***** DATA TO USE *****
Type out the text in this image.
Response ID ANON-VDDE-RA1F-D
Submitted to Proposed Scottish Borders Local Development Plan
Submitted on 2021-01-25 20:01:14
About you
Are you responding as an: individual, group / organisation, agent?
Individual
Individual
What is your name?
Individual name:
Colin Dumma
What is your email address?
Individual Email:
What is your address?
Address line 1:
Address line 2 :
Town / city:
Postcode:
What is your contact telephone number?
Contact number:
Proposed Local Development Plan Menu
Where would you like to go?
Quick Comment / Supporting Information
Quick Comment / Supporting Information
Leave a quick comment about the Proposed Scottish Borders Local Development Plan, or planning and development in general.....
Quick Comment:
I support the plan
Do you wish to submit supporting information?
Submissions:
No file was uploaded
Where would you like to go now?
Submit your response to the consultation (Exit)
*****
***** DATA TO USE *****
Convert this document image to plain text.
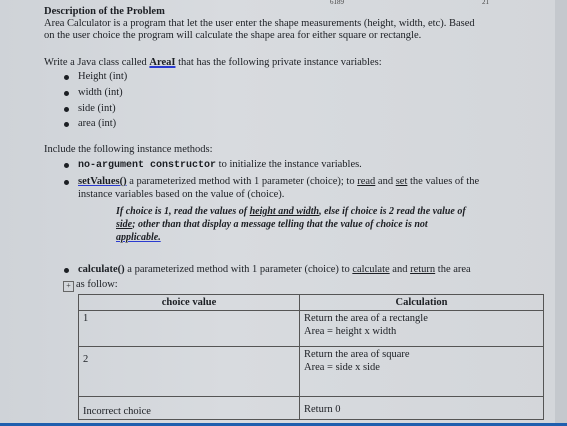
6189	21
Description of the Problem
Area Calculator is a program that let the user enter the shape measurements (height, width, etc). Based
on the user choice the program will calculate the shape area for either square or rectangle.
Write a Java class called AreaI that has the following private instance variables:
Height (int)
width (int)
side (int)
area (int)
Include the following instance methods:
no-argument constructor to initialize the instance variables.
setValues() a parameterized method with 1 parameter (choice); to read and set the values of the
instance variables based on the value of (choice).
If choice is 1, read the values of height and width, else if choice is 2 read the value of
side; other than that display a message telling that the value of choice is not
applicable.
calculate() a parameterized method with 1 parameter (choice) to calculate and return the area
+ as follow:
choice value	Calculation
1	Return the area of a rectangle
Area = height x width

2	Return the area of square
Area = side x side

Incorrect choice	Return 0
*****
### [TO DO]
Give the number of lines in the entries above that include the string "would". No other output is expected.

### [RESPONSE FOR THIS EXERCISE]
2